▸ Written instruction
Your task is to reproduce the entries below word for word.

▸ Items from a dataset
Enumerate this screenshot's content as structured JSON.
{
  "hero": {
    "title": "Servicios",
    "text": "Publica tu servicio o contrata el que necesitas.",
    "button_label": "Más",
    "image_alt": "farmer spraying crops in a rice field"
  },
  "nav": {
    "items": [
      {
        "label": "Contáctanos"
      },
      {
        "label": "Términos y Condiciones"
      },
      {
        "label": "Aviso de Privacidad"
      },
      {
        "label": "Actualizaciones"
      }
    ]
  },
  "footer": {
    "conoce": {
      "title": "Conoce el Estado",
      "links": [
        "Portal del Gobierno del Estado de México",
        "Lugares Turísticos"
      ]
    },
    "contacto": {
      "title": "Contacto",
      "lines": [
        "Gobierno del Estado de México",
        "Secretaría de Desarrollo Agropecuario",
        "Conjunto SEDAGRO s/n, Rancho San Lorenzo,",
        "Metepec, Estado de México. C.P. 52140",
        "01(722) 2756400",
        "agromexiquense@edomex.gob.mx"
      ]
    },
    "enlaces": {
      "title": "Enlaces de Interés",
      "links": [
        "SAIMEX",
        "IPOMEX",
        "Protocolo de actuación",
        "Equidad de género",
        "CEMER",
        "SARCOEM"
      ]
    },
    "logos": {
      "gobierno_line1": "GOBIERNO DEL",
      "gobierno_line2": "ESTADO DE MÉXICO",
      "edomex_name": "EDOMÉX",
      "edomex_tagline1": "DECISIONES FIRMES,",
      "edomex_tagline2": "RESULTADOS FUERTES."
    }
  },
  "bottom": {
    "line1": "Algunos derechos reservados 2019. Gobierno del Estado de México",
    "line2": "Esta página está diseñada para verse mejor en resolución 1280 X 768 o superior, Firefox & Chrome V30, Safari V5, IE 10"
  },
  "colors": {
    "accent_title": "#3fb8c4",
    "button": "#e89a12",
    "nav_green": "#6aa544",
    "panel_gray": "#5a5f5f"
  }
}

▸ Output
Enumerate this screenshot's content as structured JSON.
{
  "hero": {
    "title": "Servicios",
    "text": "Publica tu servicio o contrata el que necesitas.",
    "button_label": "Más",
    "image_alt": "farmer spraying crops in a rice field"
  },
  "nav": {
    "items": [
      {
        "label": "Contáctanos"
      },
      {
        "label": "Términos y Condiciones"
      },
      {
        "label": "Aviso de Privacidad"
      },
      {
        "label": "Actualizaciones"
      }
    ]
  },
  "footer": {
    "conoce": {
      "title": "Conoce el Estado",
      "links": [
        "Portal del Gobierno del Estado de México",
        "Lugares Turísticos"
      ]
    },
    "contacto": {
      "title": "Contacto",
      "lines": [
        "Gobierno del Estado de México",
        "Secretaría de Desarrollo Agropecuario",
        "Conjunto SEDAGRO s/n, Rancho San Lorenzo,",
        "Metepec, Estado de México. C.P. 52140",
        "01(722) 2756400",
        "agromexiquense@edomex.gob.mx"
      ]
    },
    "enlaces": {
      "title": "Enlaces de Interés",
      "links": [
        "SAIMEX",
        "IPOMEX",
        "Protocolo de actuación",
        "Equidad de género",
        "CEMER",
        "SARCOEM"
      ]
    },
    "logos": {
      "gobierno_line1": "GOBIERNO DEL",
      "gobierno_line2": "ESTADO DE MÉXICO",
      "edomex_name": "EDOMÉX",
      "edomex_tagline1": "DECISIONES FIRMES,",
      "edomex_tagline2": "RESULTADOS FUERTES."
    }
  },
  "bottom": {
    "line1": "Algunos derechos reservados 2019. Gobierno del Estado de México",
    "line2": "Esta página está diseñada para verse mejor en resolución 1280 X 768 o superior, Firefox & Chrome V30, Safari V5, IE 10"
  },
  "colors": {
    "accent_title": "#3fb8c4",
    "button": "#e89a12",
    "nav_green": "#6aa544",
    "panel_gray": "#5a5f5f"
  }
}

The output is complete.